> The problem: Write out the records again, exactly, leaving none out.

> Entries shown:
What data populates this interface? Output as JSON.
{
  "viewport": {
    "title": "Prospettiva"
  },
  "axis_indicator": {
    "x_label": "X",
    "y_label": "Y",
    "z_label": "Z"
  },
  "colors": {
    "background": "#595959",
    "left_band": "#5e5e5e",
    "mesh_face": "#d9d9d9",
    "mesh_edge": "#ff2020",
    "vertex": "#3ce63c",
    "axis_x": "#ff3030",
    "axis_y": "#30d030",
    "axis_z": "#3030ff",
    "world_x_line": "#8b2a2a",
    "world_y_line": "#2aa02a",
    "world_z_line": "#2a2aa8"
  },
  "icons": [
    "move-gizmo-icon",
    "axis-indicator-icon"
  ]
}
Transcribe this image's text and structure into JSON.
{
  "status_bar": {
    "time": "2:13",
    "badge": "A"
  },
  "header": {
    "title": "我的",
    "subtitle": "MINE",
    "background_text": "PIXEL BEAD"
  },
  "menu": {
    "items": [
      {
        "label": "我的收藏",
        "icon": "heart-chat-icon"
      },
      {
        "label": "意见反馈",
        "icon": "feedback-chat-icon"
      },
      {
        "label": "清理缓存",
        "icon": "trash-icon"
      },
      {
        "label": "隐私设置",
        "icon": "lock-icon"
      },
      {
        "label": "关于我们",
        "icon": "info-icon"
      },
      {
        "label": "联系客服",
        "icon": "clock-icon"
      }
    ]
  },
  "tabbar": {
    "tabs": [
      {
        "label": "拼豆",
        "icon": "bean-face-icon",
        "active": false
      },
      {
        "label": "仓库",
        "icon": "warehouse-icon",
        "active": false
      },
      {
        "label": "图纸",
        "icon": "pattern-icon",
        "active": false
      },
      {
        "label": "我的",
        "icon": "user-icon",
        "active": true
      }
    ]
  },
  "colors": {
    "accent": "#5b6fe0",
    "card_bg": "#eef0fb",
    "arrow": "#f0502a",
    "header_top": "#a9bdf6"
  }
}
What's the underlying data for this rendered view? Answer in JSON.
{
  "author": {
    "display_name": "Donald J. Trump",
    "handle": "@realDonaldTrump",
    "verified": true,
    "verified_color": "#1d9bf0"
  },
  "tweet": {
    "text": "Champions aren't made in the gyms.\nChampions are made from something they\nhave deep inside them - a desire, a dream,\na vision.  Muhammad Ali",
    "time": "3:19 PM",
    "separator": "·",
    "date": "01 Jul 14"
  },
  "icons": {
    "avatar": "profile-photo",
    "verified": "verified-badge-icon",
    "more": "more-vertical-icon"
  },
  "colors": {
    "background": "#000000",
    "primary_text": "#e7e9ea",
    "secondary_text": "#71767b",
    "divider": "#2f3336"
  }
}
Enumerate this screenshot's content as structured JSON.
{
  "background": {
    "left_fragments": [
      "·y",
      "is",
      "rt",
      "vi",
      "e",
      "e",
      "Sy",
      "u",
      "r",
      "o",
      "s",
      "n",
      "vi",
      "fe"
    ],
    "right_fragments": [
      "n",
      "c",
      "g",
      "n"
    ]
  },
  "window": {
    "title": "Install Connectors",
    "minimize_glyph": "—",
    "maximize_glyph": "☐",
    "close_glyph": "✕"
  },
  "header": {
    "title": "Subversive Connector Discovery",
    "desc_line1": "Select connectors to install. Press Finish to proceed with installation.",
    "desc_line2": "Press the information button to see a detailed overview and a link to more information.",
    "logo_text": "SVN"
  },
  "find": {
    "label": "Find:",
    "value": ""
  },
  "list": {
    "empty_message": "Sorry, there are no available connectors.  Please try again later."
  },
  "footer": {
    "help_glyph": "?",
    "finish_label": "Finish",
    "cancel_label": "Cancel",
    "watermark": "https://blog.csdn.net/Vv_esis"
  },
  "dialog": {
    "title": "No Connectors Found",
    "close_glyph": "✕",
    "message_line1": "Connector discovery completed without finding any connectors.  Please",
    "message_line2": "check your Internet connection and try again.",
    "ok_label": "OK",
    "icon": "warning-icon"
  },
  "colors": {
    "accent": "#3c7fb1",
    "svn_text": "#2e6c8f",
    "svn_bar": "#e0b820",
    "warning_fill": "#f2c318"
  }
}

> Result below:
What data populates this interface? Output as JSON.
{
  "viewport": {
    "title": "Prospettiva"
  },
  "axis_indicator": {
    "x_label": "X",
    "y_label": "Y",
    "z_label": "Z"
  },
  "colors": {
    "background": "#595959",
    "left_band": "#5e5e5e",
    "mesh_face": "#d9d9d9",
    "mesh_edge": "#ff2020",
    "vertex": "#3ce63c",
    "axis_x": "#ff3030",
    "axis_y": "#30d030",
    "axis_z": "#3030ff",
    "world_x_line": "#8b2a2a",
    "world_y_line": "#2aa02a",
    "world_z_line": "#2a2aa8"
  },
  "icons": [
    "move-gizmo-icon",
    "axis-indicator-icon"
  ]
}
Transcribe this image's text and structure into JSON.
{
  "status_bar": {
    "time": "2:13",
    "badge": "A"
  },
  "header": {
    "title": "我的",
    "subtitle": "MINE",
    "background_text": "PIXEL BEAD"
  },
  "menu": {
    "items": [
      {
        "label": "我的收藏",
        "icon": "heart-chat-icon"
      },
      {
        "label": "意见反馈",
        "icon": "feedback-chat-icon"
      },
      {
        "label": "清理缓存",
        "icon": "trash-icon"
      },
      {
        "label": "隐私设置",
        "icon": "lock-icon"
      },
      {
        "label": "关于我们",
        "icon": "info-icon"
      },
      {
        "label": "联系客服",
        "icon": "clock-icon"
      }
    ]
  },
  "tabbar": {
    "tabs": [
      {
        "label": "拼豆",
        "icon": "bean-face-icon",
        "active": false
      },
      {
        "label": "仓库",
        "icon": "warehouse-icon",
        "active": false
      },
      {
        "label": "图纸",
        "icon": "pattern-icon",
        "active": false
      },
      {
        "label": "我的",
        "icon": "user-icon",
        "active": true
      }
    ]
  },
  "colors": {
    "accent": "#5b6fe0",
    "card_bg": "#eef0fb",
    "arrow": "#f0502a",
    "header_top": "#a9bdf6"
  }
}
What's the underlying data for this rendered view? Answer in JSON.
{
  "author": {
    "display_name": "Donald J. Trump",
    "handle": "@realDonaldTrump",
    "verified": true,
    "verified_color": "#1d9bf0"
  },
  "tweet": {
    "text": "Champions aren't made in the gyms.\nChampions are made from something they\nhave deep inside them - a desire, a dream,\na vision.  Muhammad Ali",
    "time": "3:19 PM",
    "separator": "·",
    "date": "01 Jul 14"
  },
  "icons": {
    "avatar": "profile-photo",
    "verified": "verified-badge-icon",
    "more": "more-vertical-icon"
  },
  "colors": {
    "background": "#000000",
    "primary_text": "#e7e9ea",
    "secondary_text": "#71767b",
    "divider": "#2f3336"
  }
}
Enumerate this screenshot's content as structured JSON.
{
  "background": {
    "left_fragments": [
      "·y",
      "is",
      "rt",
      "vi",
      "e",
      "e",
      "Sy",
      "u",
      "r",
      "o",
      "s",
      "n",
      "vi",
      "fe"
    ],
    "right_fragments": [
      "n",
      "c",
      "g",
      "n"
    ]
  },
  "window": {
    "title": "Install Connectors",
    "minimize_glyph": "—",
    "maximize_glyph": "☐",
    "close_glyph": "✕"
  },
  "header": {
    "title": "Subversive Connector Discovery",
    "desc_line1": "Select connectors to install. Press Finish to proceed with installation.",
    "desc_line2": "Press the information button to see a detailed overview and a link to more information.",
    "logo_text": "SVN"
  },
  "find": {
    "label": "Find:",
    "value": ""
  },
  "list": {
    "empty_message": "Sorry, there are no available connectors.  Please try again later."
  },
  "footer": {
    "help_glyph": "?",
    "finish_label": "Finish",
    "cancel_label": "Cancel",
    "watermark": "https://blog.csdn.net/Vv_esis"
  },
  "dialog": {
    "title": "No Connectors Found",
    "close_glyph": "✕",
    "message_line1": "Connector discovery completed without finding any connectors.  Please",
    "message_line2": "check your Internet connection and try again.",
    "ok_label": "OK",
    "icon": "warning-icon"
  },
  "colors": {
    "accent": "#3c7fb1",
    "svn_text": "#2e6c8f",
    "svn_bar": "#e0b820",
    "warning_fill": "#f2c318"
  }
}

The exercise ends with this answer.